(Box coordinate listings)
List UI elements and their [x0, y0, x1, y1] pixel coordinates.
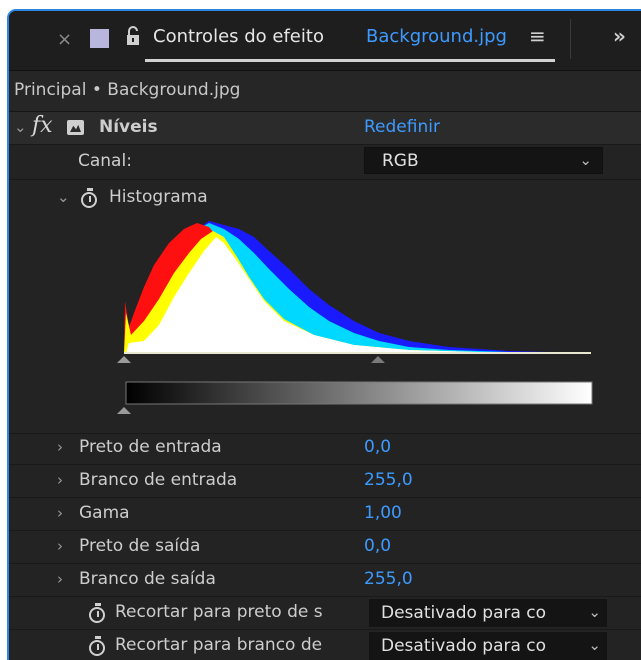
clip-value: Desativado para co	[381, 603, 547, 623]
output-black-slider[interactable]	[117, 407, 131, 414]
property-value[interactable]: 255,0	[364, 470, 413, 490]
property-row[interactable]: › Preto de saída 0,0	[9, 531, 641, 564]
effect-name: Níveis	[99, 117, 158, 137]
panel-tab-bar: × Controles do efeito Background.jpg ≡ »	[9, 11, 641, 71]
histogram-graph[interactable]	[9, 217, 641, 433]
stopwatch-icon[interactable]	[81, 188, 97, 208]
fx-toggle-icon[interactable]: fx	[32, 113, 53, 138]
levels-effect-icon	[67, 120, 84, 135]
stopwatch-icon[interactable]	[89, 636, 105, 656]
reset-link[interactable]: Redefinir	[364, 117, 440, 137]
histogram-label: Histograma	[109, 187, 208, 207]
panel-menu-icon[interactable]: ≡	[529, 24, 546, 48]
channel-value: RGB	[382, 151, 419, 171]
property-value[interactable]: 0,0	[364, 437, 391, 457]
chevron-right-icon[interactable]: ›	[57, 471, 63, 489]
clip-label: Recortar para branco de	[115, 635, 323, 655]
channel-dropdown[interactable]: RGB ⌄	[364, 147, 603, 174]
breadcrumb: Principal • Background.jpg	[9, 71, 641, 112]
channel-row: Canal: RGB ⌄	[9, 145, 641, 180]
tab-separator	[570, 19, 571, 59]
chevron-right-icon[interactable]: ›	[57, 570, 63, 588]
channel-label: Canal:	[78, 151, 132, 171]
chevron-down-icon: ⌄	[579, 151, 592, 169]
clip-dropdown[interactable]: Desativado para co ⌄	[369, 599, 607, 627]
property-label: Branco de entrada	[79, 470, 238, 490]
clip-label: Recortar para preto de s	[115, 602, 323, 622]
property-label: Preto de entrada	[79, 437, 222, 457]
chevron-down-icon: ⌄	[588, 603, 601, 621]
clip-row: Recortar para branco de Desativado para …	[9, 630, 641, 660]
property-label: Preto de saída	[79, 536, 201, 556]
close-tab-icon[interactable]: ×	[57, 29, 72, 50]
chevron-right-icon[interactable]: ›	[57, 504, 63, 522]
property-row[interactable]: › Gama 1,00	[9, 498, 641, 531]
lock-icon[interactable]	[125, 25, 141, 47]
overflow-tabs-icon[interactable]: »	[613, 24, 626, 48]
property-row[interactable]: › Branco de entrada 255,0	[9, 465, 641, 498]
label-color-swatch[interactable]	[90, 29, 109, 48]
histogram-area	[9, 217, 641, 434]
property-label: Branco de saída	[79, 569, 216, 589]
chevron-down-icon: ⌄	[588, 636, 601, 654]
stopwatch-icon[interactable]	[89, 603, 105, 623]
property-value[interactable]: 0,0	[364, 536, 391, 556]
layer-name-link[interactable]: Background.jpg	[366, 26, 507, 47]
effect-header-row[interactable]: ⌄ fx Níveis Redefinir	[9, 112, 641, 145]
histogram-row[interactable]: ⌄ Histograma	[9, 180, 641, 217]
property-value[interactable]: 255,0	[364, 569, 413, 589]
chevron-down-icon[interactable]: ⌄	[57, 188, 70, 206]
panel-tab-title[interactable]: Controles do efeito	[153, 26, 324, 47]
property-row[interactable]: › Preto de entrada 0,0	[9, 432, 641, 465]
breadcrumb-text: Principal • Background.jpg	[14, 80, 241, 100]
chevron-down-icon[interactable]: ⌄	[14, 118, 27, 136]
active-tab-underline	[145, 59, 555, 62]
clip-value: Desativado para co	[381, 636, 547, 656]
output-gradient-bar	[125, 381, 593, 405]
property-label: Gama	[79, 503, 130, 523]
input-gamma-slider[interactable]	[371, 356, 385, 363]
clip-dropdown[interactable]: Desativado para co ⌄	[369, 632, 607, 660]
input-black-slider[interactable]	[117, 356, 131, 363]
window-frame: × Controles do efeito Background.jpg ≡ »…	[0, 0, 641, 660]
clip-row: Recortar para preto de s Desativado para…	[9, 597, 641, 630]
chevron-right-icon[interactable]: ›	[57, 438, 63, 456]
property-row[interactable]: › Branco de saída 255,0	[9, 564, 641, 597]
chevron-right-icon[interactable]: ›	[57, 537, 63, 555]
property-value[interactable]: 1,00	[364, 503, 402, 523]
effect-controls-panel: × Controles do efeito Background.jpg ≡ »…	[7, 9, 641, 660]
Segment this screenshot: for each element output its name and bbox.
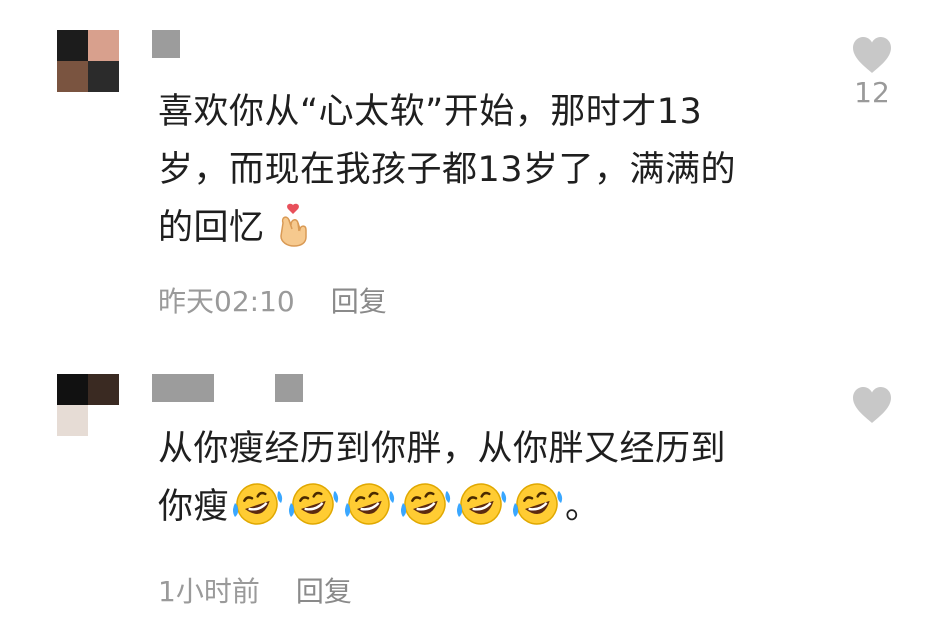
username-redacted[interactable] [275,374,303,402]
rolling-laughing-emoji [453,481,509,527]
comment-item: 喜欢你从“心太软”开始，那时才13 岁，而现在我孩子都13岁了，满满的 的回忆 … [0,28,951,328]
comment-list: 喜欢你从“心太软”开始，那时才13 岁，而现在我孩子都13岁了，满满的 的回忆 … [0,0,951,640]
avatar-pixel [88,405,119,436]
rolling-laughing-emoji [229,481,285,527]
comment-meta: 1小时前 回复 [158,570,352,610]
rolling-laughing-emoji [397,481,453,527]
avatar-pixel [88,61,119,92]
avatar-pixel [57,374,88,405]
avatar-pixel [57,61,88,92]
avatar-pixel [88,30,119,61]
comment-meta: 昨天02:10 回复 [158,280,387,320]
rolling-laughing-emoji [285,481,341,527]
comment-line: 的回忆 [158,199,808,257]
finger-heart-emoji [275,203,311,247]
comment-item: 从你瘦经历到你胖，从你胖又经历到 你瘦 。 1小时前 回复 [0,372,951,632]
comment-timestamp: 1小时前 [158,575,260,608]
username-redacted[interactable] [152,374,214,402]
like-button[interactable]: 12 [850,36,894,109]
avatar-pixel [88,374,119,405]
comment-text: 喜欢你从“心太软”开始，那时才13 岁，而现在我孩子都13岁了，满满的 的回忆 [158,83,808,257]
comment-line: 你瘦 。 [158,478,808,536]
rolling-laughing-emoji [341,481,397,527]
comment-line: 岁，而现在我孩子都13岁了，满满的 [158,150,737,190]
rolling-laughing-emoji [509,481,565,527]
comment-text: 从你瘦经历到你胖，从你胖又经历到 你瘦 。 [158,420,808,536]
reply-button[interactable]: 回复 [296,570,352,610]
heart-icon [853,37,891,73]
avatar-pixel [57,30,88,61]
heart-icon [853,387,891,423]
comment-line: 喜欢你从“心太软”开始，那时才13 [158,92,703,132]
avatar-pixel [57,405,88,436]
reply-button[interactable]: 回复 [331,280,387,320]
like-button[interactable] [850,386,894,426]
like-count: 12 [854,76,890,109]
avatar[interactable] [57,374,119,436]
comment-line-text: 你瘦 [158,487,230,527]
avatar[interactable] [57,30,119,92]
username-redacted[interactable] [152,30,180,58]
comment-line-text: 。 [565,487,601,527]
comment-timestamp: 昨天02:10 [158,285,295,318]
comment-line-text: 的回忆 [158,208,265,248]
emoji-row [229,483,565,527]
comment-line: 从你瘦经历到你胖，从你胖又经历到 [158,429,727,469]
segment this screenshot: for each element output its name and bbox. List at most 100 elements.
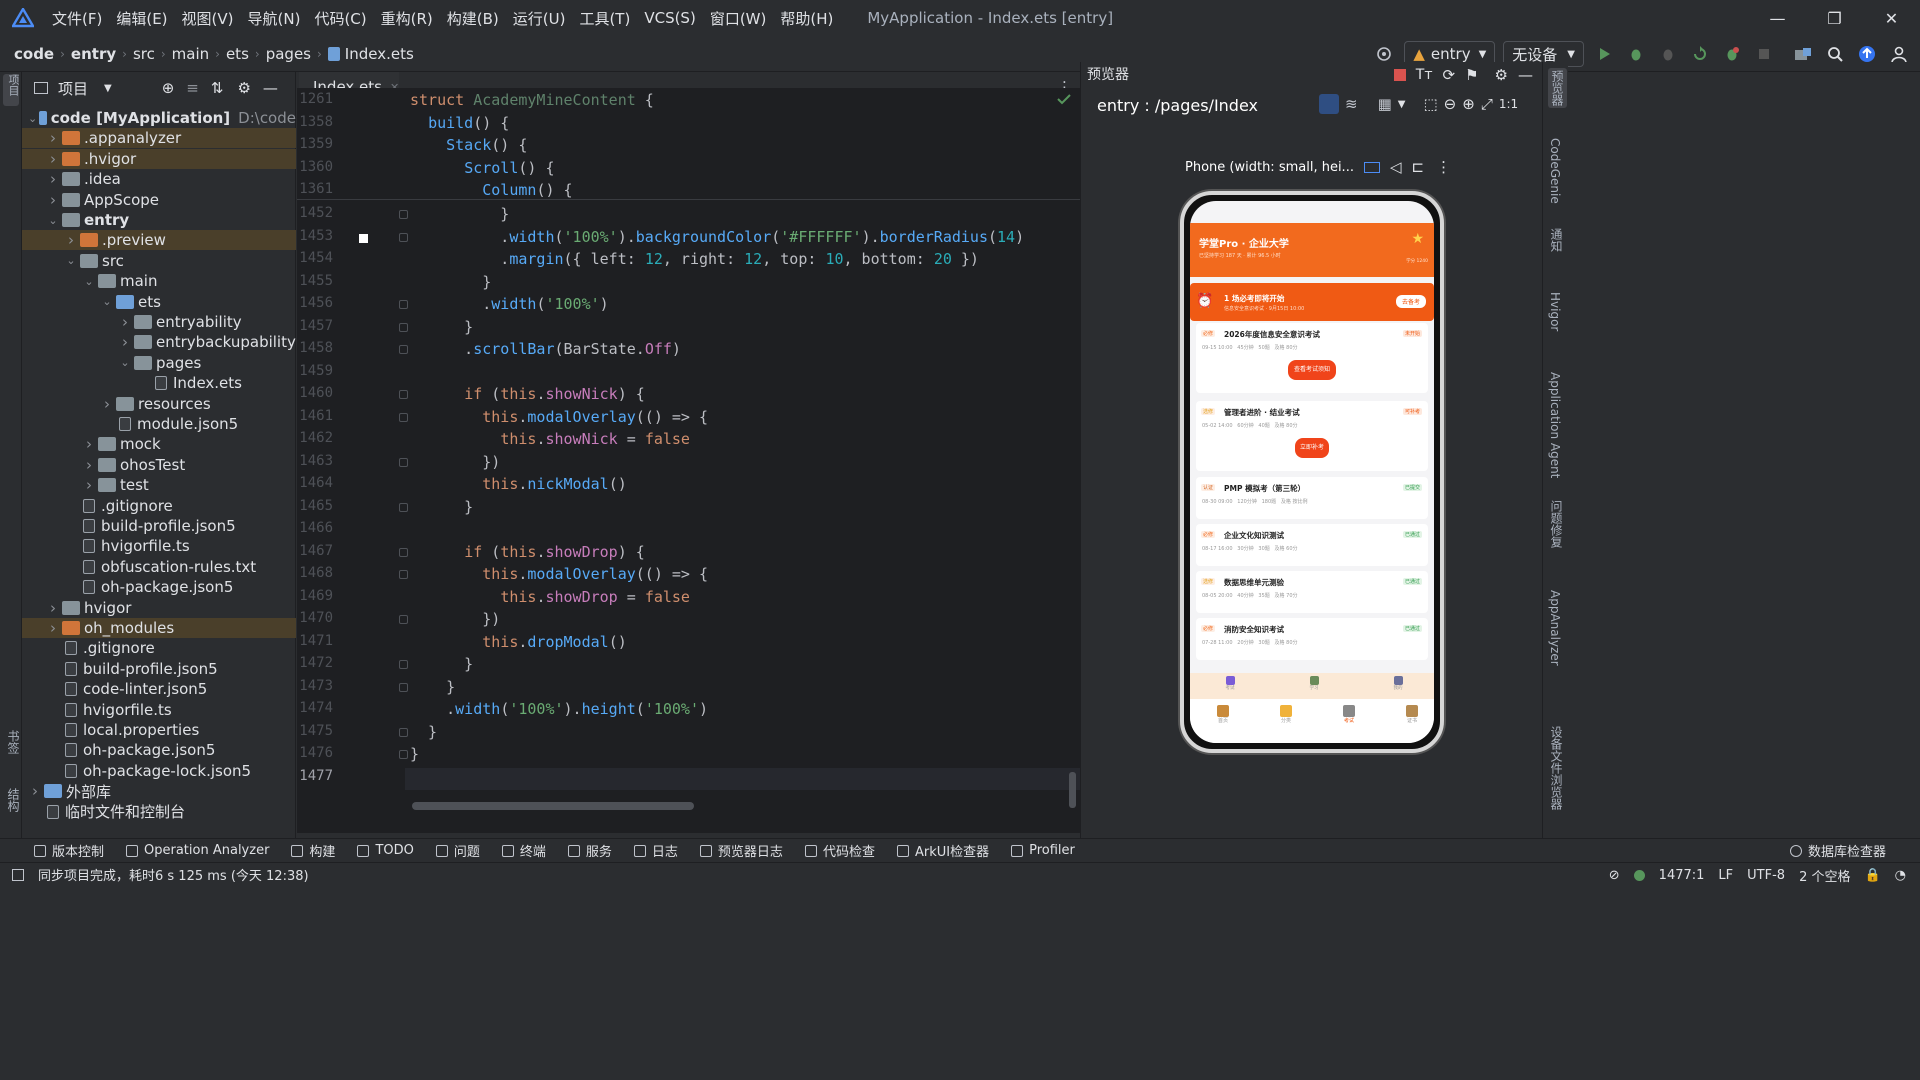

◆ **SHORT TASK**:
Please return all of the listings above word for word, leaving the pictures out.

◆ **TASK SOLUTION**:
List UI elements and their [x0, y0, x1, y1] pixel coordinates.
clip-value: Desativado para co	[381, 603, 547, 623]
output-black-slider[interactable]	[117, 407, 131, 414]
property-value[interactable]: 255,0	[364, 470, 413, 490]
property-row[interactable]: › Preto de saída 0,0	[9, 531, 641, 564]
effect-name: Níveis	[99, 117, 158, 137]
panel-tab-bar: × Controles do efeito Background.jpg ≡ »	[9, 11, 641, 71]
histogram-graph[interactable]	[9, 217, 641, 433]
stopwatch-icon[interactable]	[81, 188, 97, 208]
fx-toggle-icon[interactable]: fx	[32, 113, 53, 138]
levels-effect-icon	[67, 120, 84, 135]
stopwatch-icon[interactable]	[89, 636, 105, 656]
reset-link[interactable]: Redefinir	[364, 117, 440, 137]
histogram-label: Histograma	[109, 187, 208, 207]
panel-menu-icon[interactable]: ≡	[529, 24, 546, 48]
channel-value: RGB	[382, 151, 419, 171]
property-value[interactable]: 0,0	[364, 437, 391, 457]
chevron-right-icon[interactable]: ›	[57, 471, 63, 489]
clip-label: Recortar para branco de	[115, 635, 323, 655]
channel-dropdown[interactable]: RGB ⌄	[364, 147, 603, 174]
breadcrumb: Principal • Background.jpg	[9, 71, 641, 112]
channel-row: Canal: RGB ⌄	[9, 145, 641, 180]
tab-separator	[570, 19, 571, 59]
chevron-right-icon[interactable]: ›	[57, 570, 63, 588]
channel-label: Canal:	[78, 151, 132, 171]
chevron-down-icon: ⌄	[579, 151, 592, 169]
clip-dropdown[interactable]: Desativado para co ⌄	[369, 599, 607, 627]
property-label: Branco de entrada	[79, 470, 238, 490]
clip-label: Recortar para preto de s	[115, 602, 323, 622]
property-label: Preto de entrada	[79, 437, 222, 457]
chevron-down-icon: ⌄	[588, 603, 601, 621]
clip-row: Recortar para branco de Desativado para …	[9, 630, 641, 660]
property-label: Preto de saída	[79, 536, 201, 556]
close-tab-icon[interactable]: ×	[57, 29, 72, 50]
chevron-right-icon[interactable]: ›	[57, 504, 63, 522]
property-row[interactable]: › Gama 1,00	[9, 498, 641, 531]
lock-icon[interactable]	[125, 25, 141, 47]
overflow-tabs-icon[interactable]: »	[613, 24, 626, 48]
property-row[interactable]: › Branco de entrada 255,0	[9, 465, 641, 498]
label-color-swatch[interactable]	[90, 29, 109, 48]
histogram-area	[9, 217, 641, 434]
property-label: Branco de saída	[79, 569, 216, 589]
chevron-down-icon: ⌄	[588, 636, 601, 654]
stopwatch-icon[interactable]	[89, 603, 105, 623]
property-value[interactable]: 0,0	[364, 536, 391, 556]
layer-name-link[interactable]: Background.jpg	[366, 26, 507, 47]
effect-header-row[interactable]: ⌄ fx Níveis Redefinir	[9, 112, 641, 145]
histogram-row[interactable]: ⌄ Histograma	[9, 180, 641, 217]
property-value[interactable]: 255,0	[364, 569, 413, 589]
chevron-down-icon[interactable]: ⌄	[57, 188, 70, 206]
panel-tab-title[interactable]: Controles do efeito	[153, 26, 324, 47]
property-row[interactable]: › Preto de entrada 0,0	[9, 432, 641, 465]
breadcrumb-text: Principal • Background.jpg	[14, 80, 241, 100]
chevron-down-icon[interactable]: ⌄	[14, 118, 27, 136]
active-tab-underline	[145, 59, 555, 62]
clip-value: Desativado para co	[381, 636, 547, 656]
output-gradient-bar	[125, 381, 593, 405]
property-label: Gama	[79, 503, 130, 523]
input-gamma-slider[interactable]	[371, 356, 385, 363]
clip-dropdown[interactable]: Desativado para co ⌄	[369, 632, 607, 660]
input-black-slider[interactable]	[117, 356, 131, 363]
window-frame: × Controles do efeito Background.jpg ≡ »…	[0, 0, 641, 660]
clip-row: Recortar para preto de s Desativado para…	[9, 597, 641, 630]
chevron-right-icon[interactable]: ›	[57, 438, 63, 456]
property-row[interactable]: › Branco de saída 255,0	[9, 564, 641, 597]
chevron-right-icon[interactable]: ›	[57, 537, 63, 555]
property-value[interactable]: 1,00	[364, 503, 402, 523]
effect-controls-panel: × Controles do efeito Background.jpg ≡ »…	[7, 9, 641, 660]
Segment this screenshot: for each element output its name and bbox.
username-redacted[interactable] [275,374,303,402]
rolling-laughing-emoji [453,481,509,527]
comment-item: 喜欢你从“心太软”开始，那时才13 岁，而现在我孩子都13岁了，满满的 的回忆 … [0,28,951,328]
comment-list: 喜欢你从“心太软”开始，那时才13 岁，而现在我孩子都13岁了，满满的 的回忆 … [0,0,951,640]
avatar-pixel [88,405,119,436]
rolling-laughing-emoji [229,481,285,527]
comment-meta: 1小时前 回复 [158,570,352,610]
rolling-laughing-emoji [397,481,453,527]
avatar-pixel [88,61,119,92]
avatar-pixel [57,374,88,405]
avatar-pixel [57,61,88,92]
avatar-pixel [88,30,119,61]
comment-meta: 昨天02:10 回复 [158,280,387,320]
rolling-laughing-emoji [285,481,341,527]
comment-line: 的回忆 [158,199,808,257]
finger-heart-emoji [275,203,311,247]
comment-item: 从你瘦经历到你胖，从你胖又经历到 你瘦 。 1小时前 回复 [0,372,951,632]
comment-timestamp: 1小时前 [158,575,260,608]
username-redacted[interactable] [152,374,214,402]
like-button[interactable]: 12 [850,36,894,109]
avatar-pixel [88,374,119,405]
comment-text: 喜欢你从“心太软”开始，那时才13 岁，而现在我孩子都13岁了，满满的 的回忆 [158,83,808,257]
comment-line: 你瘦 。 [158,478,808,536]
rolling-laughing-emoji [341,481,397,527]
comment-line: 岁，而现在我孩子都13岁了，满满的 [158,150,737,190]
rolling-laughing-emoji [509,481,565,527]
comment-text: 从你瘦经历到你胖，从你胖又经历到 你瘦 。 [158,420,808,536]
reply-button[interactable]: 回复 [296,570,352,610]
heart-icon [853,37,891,73]
avatar-pixel [57,30,88,61]
heart-icon [853,387,891,423]
comment-line: 喜欢你从“心太软”开始，那时才13 [158,92,703,132]
avatar-pixel [57,405,88,436]
reply-button[interactable]: 回复 [331,280,387,320]
like-button[interactable] [850,386,894,426]
like-count: 12 [854,76,890,109]
avatar[interactable] [57,374,119,436]
comment-line-text: 你瘦 [158,487,230,527]
avatar[interactable] [57,30,119,92]
username-redacted[interactable] [152,30,180,58]
comment-line-text: 。 [565,487,601,527]
comment-timestamp: 昨天02:10 [158,285,295,318]
comment-line-text: 的回忆 [158,208,265,248]
emoji-row [229,483,565,527]
comment-line: 从你瘦经历到你胖，从你胖又经历到 [158,429,727,469]
segment this screenshot: for each element output its name and bbox. List at most 100 elements.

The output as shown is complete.